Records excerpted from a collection
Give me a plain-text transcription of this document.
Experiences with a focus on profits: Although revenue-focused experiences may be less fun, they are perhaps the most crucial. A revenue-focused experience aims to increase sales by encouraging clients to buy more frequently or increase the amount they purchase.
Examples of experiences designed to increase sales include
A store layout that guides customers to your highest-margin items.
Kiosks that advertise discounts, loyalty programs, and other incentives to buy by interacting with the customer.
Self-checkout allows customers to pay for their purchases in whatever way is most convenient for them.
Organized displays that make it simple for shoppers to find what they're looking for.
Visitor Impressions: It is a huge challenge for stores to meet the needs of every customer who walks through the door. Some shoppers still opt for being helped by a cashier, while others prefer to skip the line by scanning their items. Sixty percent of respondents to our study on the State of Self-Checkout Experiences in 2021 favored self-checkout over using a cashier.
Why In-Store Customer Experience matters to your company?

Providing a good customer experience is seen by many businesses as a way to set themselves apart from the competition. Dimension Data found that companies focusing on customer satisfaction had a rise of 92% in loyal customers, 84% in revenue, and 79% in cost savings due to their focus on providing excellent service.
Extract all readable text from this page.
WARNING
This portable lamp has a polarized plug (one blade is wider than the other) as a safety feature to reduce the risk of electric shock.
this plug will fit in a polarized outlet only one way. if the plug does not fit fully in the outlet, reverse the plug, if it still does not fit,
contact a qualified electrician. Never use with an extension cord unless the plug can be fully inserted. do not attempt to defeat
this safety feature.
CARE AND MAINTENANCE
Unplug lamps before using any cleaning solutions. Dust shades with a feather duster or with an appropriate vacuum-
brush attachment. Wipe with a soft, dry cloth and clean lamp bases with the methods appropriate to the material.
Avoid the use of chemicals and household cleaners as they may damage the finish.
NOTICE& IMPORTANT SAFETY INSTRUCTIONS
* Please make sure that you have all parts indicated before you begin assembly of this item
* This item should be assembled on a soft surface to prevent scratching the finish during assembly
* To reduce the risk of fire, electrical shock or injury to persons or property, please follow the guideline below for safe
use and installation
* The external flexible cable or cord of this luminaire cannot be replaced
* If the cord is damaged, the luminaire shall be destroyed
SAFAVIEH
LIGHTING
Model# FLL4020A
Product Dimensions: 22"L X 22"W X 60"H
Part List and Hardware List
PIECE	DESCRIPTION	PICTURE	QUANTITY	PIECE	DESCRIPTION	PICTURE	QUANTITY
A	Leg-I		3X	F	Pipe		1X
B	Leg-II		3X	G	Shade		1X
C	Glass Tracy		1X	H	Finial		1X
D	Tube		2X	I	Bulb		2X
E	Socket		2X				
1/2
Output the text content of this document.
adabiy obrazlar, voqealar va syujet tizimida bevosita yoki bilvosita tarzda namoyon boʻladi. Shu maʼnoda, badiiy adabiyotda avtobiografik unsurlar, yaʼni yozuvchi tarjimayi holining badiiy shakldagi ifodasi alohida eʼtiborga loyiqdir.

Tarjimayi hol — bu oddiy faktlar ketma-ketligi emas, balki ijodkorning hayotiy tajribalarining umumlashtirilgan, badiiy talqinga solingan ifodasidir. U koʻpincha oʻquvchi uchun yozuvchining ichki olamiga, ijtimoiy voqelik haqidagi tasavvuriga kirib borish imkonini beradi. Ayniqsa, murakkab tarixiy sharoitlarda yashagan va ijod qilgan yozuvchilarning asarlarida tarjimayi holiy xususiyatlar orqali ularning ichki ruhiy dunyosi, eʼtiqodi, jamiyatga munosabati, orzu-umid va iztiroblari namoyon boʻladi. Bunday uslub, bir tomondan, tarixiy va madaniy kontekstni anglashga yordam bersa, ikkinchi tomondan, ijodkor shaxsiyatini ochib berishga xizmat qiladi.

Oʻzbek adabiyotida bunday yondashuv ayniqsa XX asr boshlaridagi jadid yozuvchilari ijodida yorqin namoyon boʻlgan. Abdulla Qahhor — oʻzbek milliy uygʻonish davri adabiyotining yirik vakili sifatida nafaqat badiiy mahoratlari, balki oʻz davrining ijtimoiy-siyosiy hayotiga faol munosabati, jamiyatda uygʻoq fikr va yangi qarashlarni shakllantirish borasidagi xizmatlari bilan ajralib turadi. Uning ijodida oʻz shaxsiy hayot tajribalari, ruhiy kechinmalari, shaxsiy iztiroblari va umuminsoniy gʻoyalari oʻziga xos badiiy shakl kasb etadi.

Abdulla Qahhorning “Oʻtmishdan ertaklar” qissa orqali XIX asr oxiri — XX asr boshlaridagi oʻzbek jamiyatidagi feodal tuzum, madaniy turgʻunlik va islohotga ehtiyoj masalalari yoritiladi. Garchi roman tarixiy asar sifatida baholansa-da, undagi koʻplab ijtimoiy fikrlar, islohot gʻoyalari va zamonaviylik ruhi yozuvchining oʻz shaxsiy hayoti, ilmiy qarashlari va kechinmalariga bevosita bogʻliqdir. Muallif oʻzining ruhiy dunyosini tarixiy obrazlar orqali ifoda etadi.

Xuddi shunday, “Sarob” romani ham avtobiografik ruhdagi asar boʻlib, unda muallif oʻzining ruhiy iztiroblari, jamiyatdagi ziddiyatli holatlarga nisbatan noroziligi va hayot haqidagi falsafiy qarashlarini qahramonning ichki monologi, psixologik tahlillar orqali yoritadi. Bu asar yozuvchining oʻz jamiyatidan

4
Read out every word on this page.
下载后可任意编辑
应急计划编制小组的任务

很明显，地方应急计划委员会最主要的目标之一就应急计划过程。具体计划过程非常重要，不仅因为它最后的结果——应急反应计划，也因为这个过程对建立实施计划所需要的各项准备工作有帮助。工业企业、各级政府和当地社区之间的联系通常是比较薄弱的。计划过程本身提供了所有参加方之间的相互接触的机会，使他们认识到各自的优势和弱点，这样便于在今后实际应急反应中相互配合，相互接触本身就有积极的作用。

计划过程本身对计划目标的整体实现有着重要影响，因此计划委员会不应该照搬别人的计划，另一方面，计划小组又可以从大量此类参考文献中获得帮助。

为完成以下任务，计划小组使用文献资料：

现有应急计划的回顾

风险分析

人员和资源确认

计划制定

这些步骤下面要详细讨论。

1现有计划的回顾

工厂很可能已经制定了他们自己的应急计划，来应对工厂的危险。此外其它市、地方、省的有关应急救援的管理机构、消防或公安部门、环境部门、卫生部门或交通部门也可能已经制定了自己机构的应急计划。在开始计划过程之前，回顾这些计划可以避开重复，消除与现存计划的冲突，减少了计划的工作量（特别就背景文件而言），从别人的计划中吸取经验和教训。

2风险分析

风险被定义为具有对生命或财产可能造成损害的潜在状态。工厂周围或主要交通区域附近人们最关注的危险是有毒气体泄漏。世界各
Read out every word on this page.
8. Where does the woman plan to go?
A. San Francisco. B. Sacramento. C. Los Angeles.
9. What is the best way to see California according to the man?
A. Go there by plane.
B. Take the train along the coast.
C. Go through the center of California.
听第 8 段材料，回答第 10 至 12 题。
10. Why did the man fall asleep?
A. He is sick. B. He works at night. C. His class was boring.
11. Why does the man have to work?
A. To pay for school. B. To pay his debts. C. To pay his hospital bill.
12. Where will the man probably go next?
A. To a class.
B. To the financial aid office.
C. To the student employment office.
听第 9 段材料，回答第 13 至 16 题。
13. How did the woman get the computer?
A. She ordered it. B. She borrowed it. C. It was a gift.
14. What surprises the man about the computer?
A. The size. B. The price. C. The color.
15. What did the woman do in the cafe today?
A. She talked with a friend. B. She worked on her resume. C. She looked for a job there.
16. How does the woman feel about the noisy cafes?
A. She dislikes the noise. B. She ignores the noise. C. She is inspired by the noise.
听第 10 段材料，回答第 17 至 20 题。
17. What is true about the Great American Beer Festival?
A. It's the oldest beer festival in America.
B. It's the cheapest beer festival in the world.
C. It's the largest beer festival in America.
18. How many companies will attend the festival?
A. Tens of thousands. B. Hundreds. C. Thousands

**REQUIRED WORK**
Gather up every line from the listing above in which the word "soft" occurs.

**SOLUTION FOR THIS TASK**
brush attachment. Wipe with a soft, dry cloth and clean lamp bases with the methods appropriate to the material.
* This item should be assembled on a soft surface to prevent scratching the finish during assembly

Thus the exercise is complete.